● Passage retenu:

— Par Christophe Dejours* —
L’intervention des psychanalystes écarte la mise en discussion de qui, dans l’organisation du travail elle-même, est en cause dans le déclenchement de la violence. Dans bien des cas, ce qui déclenche l’agression ne vient pas du tout des maladresses psychologiques des salariés victimes, mais des tâches qu’ils assument.
On assiste actuellement à un renouveau de la demande, adressée aux psychologues et aux médecins par des entreprises ou des administrations, liée aux problèmes psychologiques occasionnés aux salariés suite aux agressions qu’ils subissent dans l’exercice de leur profession. Salariés du secteur bancaire victimes de hold- up, agents des chemins de fer ou de la RATP, enseignants dans les collèges et les lycées, employés de La Poste, caissières de supermarchés, etc. Gestion du stress, groupes de parole connaissent ainsi un grand développement et recrutent, parmi d’autres, praticiens de la santé et psychanalystes.

● Listes d'éléments annotées:
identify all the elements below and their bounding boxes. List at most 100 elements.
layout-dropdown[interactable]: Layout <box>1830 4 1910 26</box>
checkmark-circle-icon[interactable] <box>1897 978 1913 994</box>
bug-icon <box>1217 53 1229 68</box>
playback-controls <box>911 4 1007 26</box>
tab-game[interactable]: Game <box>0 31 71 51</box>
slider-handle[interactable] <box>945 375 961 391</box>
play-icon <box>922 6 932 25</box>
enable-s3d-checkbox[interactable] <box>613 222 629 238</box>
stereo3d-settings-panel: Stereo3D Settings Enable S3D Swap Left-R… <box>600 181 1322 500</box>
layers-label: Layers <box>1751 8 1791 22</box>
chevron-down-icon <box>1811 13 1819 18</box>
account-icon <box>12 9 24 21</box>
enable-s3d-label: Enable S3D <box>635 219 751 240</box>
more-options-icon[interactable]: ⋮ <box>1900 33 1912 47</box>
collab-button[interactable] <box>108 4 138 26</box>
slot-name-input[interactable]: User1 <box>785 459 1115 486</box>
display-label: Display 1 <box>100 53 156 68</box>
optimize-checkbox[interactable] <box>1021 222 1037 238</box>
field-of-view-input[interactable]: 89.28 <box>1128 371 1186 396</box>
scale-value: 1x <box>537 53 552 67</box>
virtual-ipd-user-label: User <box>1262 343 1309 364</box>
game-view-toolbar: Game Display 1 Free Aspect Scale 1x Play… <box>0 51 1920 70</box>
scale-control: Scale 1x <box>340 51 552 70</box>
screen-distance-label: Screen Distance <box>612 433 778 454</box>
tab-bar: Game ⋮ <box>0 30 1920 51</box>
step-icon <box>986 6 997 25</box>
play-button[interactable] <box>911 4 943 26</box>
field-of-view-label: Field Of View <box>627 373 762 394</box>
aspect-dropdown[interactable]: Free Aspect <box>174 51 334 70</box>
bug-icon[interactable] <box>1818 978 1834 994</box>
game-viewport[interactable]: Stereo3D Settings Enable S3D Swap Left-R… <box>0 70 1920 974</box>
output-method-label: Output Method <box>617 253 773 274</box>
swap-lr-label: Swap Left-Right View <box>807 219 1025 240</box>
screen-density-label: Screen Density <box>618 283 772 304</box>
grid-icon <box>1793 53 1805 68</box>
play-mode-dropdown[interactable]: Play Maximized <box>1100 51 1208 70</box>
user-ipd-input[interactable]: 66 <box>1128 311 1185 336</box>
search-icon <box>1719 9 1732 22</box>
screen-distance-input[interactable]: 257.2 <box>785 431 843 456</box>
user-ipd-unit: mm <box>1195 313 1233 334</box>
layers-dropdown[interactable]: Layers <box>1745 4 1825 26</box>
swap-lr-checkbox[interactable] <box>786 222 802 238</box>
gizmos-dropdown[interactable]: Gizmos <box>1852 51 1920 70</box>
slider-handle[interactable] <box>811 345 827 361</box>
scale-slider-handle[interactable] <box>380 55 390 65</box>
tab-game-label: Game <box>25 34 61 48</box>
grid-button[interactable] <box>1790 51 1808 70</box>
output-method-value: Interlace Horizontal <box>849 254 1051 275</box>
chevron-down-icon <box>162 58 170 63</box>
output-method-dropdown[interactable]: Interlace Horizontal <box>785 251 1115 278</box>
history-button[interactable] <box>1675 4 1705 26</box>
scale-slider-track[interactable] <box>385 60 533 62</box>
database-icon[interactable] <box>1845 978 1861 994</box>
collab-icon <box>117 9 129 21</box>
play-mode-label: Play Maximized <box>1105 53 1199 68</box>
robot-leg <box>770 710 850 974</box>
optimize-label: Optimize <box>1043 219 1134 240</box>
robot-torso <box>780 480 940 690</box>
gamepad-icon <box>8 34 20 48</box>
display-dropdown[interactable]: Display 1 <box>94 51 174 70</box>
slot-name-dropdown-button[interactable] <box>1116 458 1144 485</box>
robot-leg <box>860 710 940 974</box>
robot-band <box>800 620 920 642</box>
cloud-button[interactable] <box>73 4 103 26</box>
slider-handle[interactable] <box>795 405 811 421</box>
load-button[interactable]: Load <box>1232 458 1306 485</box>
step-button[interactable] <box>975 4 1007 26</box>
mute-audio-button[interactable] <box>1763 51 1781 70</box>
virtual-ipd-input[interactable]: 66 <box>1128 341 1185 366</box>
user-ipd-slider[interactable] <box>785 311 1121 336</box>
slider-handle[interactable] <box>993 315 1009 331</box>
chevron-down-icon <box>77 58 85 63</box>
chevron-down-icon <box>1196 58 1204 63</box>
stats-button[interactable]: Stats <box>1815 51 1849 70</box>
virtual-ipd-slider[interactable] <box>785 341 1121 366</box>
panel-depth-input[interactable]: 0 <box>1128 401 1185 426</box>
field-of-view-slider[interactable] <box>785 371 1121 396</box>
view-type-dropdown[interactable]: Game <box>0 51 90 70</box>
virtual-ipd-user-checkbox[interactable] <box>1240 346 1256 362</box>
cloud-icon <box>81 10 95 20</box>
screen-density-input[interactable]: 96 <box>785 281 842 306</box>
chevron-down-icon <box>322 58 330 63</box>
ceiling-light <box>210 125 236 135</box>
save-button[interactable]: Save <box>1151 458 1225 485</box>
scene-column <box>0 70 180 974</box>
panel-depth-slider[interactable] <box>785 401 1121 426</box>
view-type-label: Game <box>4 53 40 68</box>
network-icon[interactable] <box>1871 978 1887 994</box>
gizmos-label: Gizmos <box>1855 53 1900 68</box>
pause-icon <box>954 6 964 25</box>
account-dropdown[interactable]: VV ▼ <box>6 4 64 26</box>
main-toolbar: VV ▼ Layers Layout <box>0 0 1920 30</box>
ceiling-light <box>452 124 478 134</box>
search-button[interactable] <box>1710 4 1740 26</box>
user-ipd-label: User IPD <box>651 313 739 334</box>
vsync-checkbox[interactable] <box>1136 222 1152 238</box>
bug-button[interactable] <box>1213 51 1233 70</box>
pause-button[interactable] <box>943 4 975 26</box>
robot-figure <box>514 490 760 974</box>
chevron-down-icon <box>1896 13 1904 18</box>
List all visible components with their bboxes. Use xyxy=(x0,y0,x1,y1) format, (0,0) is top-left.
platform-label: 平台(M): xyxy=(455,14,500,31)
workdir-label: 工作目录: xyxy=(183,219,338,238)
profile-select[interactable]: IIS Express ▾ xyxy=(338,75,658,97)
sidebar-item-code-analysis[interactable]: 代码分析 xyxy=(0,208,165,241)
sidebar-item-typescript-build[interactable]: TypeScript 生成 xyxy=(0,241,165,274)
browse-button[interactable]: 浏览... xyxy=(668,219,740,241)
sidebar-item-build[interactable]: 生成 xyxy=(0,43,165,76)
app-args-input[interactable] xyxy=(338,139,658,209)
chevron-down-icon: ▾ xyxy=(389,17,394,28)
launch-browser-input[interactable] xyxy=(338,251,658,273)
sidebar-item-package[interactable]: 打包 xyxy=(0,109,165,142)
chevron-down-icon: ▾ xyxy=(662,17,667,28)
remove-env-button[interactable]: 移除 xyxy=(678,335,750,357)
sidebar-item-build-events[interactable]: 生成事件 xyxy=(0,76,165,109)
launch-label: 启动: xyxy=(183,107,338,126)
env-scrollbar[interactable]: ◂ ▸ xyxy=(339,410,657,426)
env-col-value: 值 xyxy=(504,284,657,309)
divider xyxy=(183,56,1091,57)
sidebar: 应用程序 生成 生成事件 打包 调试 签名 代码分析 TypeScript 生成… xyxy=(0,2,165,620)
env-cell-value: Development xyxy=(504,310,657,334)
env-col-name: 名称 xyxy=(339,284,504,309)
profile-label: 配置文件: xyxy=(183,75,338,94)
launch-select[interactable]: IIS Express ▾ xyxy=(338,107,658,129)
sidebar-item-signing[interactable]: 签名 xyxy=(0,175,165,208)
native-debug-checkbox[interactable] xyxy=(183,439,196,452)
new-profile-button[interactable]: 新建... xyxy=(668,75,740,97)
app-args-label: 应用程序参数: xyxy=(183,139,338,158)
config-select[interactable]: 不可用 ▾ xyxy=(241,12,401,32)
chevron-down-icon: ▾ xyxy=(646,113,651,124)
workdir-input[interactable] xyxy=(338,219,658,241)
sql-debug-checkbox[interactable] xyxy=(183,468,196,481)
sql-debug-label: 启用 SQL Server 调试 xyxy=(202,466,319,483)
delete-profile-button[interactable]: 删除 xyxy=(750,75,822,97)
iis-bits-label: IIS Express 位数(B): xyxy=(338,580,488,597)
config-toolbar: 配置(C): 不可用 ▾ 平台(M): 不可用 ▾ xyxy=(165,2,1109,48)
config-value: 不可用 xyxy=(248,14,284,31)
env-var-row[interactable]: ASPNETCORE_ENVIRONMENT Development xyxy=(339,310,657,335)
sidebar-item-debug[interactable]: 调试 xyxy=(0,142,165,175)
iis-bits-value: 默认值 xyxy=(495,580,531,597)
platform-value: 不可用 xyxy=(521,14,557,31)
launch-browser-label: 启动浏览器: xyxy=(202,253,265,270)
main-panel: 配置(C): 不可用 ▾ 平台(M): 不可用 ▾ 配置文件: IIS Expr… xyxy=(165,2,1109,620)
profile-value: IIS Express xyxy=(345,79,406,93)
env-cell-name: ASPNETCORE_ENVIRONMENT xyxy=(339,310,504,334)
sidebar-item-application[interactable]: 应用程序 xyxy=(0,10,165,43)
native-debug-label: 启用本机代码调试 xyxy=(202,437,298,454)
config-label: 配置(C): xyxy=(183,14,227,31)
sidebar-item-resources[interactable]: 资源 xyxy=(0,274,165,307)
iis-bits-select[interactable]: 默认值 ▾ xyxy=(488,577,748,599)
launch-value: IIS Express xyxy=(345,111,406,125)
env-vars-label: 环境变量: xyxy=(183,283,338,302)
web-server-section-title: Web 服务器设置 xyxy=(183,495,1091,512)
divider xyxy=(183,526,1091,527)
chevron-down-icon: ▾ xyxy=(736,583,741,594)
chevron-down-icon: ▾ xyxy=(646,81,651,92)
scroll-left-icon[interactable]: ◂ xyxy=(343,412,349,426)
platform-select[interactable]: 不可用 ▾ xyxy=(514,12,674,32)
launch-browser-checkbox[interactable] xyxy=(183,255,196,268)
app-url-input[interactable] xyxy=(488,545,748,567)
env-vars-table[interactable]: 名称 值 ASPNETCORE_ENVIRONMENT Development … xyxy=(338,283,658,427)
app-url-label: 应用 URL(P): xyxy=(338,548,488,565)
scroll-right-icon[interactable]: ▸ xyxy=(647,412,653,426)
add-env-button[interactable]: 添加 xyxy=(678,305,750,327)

● Consigne écrite 1:
Transcrivez à l'identique l'extrait du texte sur la violence au travail qui commence aux mots « On assiste actuellement » et se termine après les mots « santé et psychanalystes. ».
● Consigne écrite 2:
Poursuivez le texte sur la violence subie par les salariés et le recours aux psychanalystes, en reprenant juste après sa dernière phrase.

● Réponse 1:
On assiste actuellement à un renouveau de la demande, adressée aux psychologues et aux médecins par des entreprises ou des administrations, liée aux problèmes psychologiques occasionnés aux salariés suite aux agressions qu’ils subissent dans l’exercice de leur profession. Salariés du secteur bancaire victimes de hold- up, agents des chemins de fer ou de la RATP, enseignants dans les collèges et les lycées, employés de La Poste, caissières de supermarchés, etc. Gestion du stress, groupes de parole connaissent ainsi un grand développement et recrutent, parmi d’autres, praticiens de la santé et psychanalystes.

● Réponse 2:
Deux axes théoriques servent le plus souvent de référence à ces interventions. Le premier est connu sous le nom de » théorie du traumatisme « . Il concerne les troubles psychiques qui s’installent parfois à la suite d’une agression ou d’un accident : réminiscences inopinées de la scène traumatique, manifestations physiques d’angoisse (sudations, tremblements, palpitations, sensations d’étouffement, etc.), rêves répétitifs de scènes violentes. Selon la théorie, ces troubles ne sont pas tant redevables à l’événement (l’agression) qu’à la fragilité psychique du sujet. D’autres sujets, en effet, victimes des mêmes traumatismes, surmontent l’angoisse en quelques jours, sans séquelle. L’agression n’est rien, c’est le terrain (psychologique) qui est déterminant.
Le second axe théorique fait référence à la dynamique de l’interaction, selon laquelle la réaction psychique de la personne agressée joue un rôle facilitant ou inhibiteur sur le comportement de l’agresseur. Si la personne agressée reste calme, et si elle sait garder le contact avec l’agresseur, elle peut parfois désamorcer sa violence. Mais si elle a peur, ou si elle devient elle-même agressive, la violence de l’agresseur s’accroît. Que ces deux propositions théoriques soient fondées est difficilement contestable.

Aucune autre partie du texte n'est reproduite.